● **Information given**:

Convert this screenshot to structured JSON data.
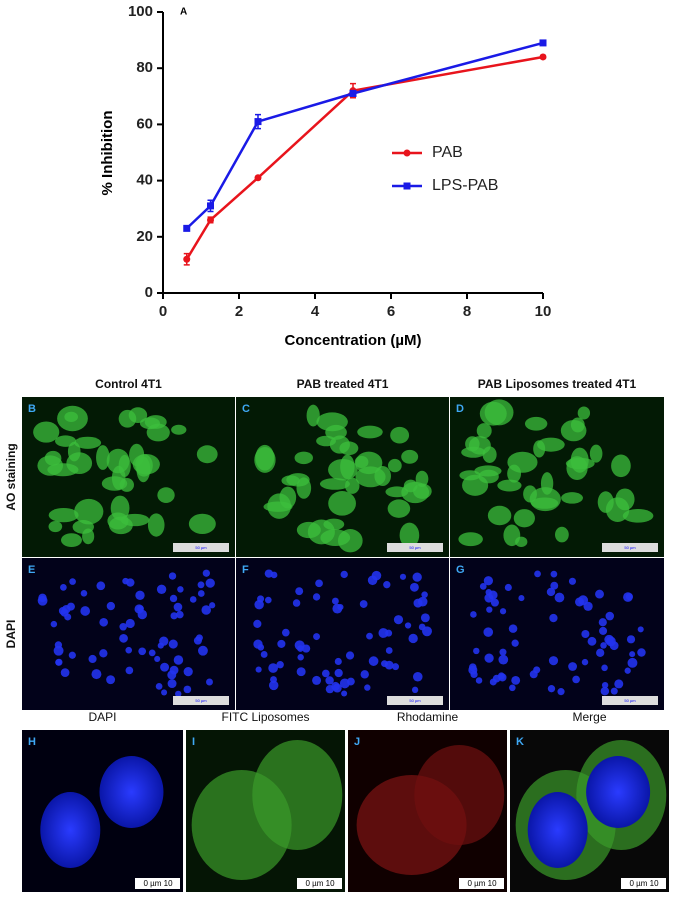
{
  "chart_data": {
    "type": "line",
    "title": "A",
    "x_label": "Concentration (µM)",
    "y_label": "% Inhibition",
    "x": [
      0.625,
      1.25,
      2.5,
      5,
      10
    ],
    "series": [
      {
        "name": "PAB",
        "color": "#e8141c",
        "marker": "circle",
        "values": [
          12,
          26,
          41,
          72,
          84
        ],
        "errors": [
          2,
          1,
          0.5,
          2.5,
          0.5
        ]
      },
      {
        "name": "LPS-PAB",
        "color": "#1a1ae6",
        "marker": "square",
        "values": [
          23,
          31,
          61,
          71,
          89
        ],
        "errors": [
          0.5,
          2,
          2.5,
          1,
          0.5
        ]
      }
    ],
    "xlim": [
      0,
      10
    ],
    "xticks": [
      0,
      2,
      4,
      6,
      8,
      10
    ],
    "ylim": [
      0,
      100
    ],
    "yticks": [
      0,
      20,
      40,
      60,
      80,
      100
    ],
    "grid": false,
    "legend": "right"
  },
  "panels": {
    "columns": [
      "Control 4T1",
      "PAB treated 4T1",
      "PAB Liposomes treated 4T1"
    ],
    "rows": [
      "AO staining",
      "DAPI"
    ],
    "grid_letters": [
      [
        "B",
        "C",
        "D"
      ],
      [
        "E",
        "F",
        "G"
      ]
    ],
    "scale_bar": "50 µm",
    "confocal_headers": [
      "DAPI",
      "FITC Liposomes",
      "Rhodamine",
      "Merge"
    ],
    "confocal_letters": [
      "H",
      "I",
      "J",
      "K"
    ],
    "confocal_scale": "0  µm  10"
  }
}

● **Exercise description**:
Your answer should be one number: the count of lines in the data above that include the word "treated".

● **Solution below**:
2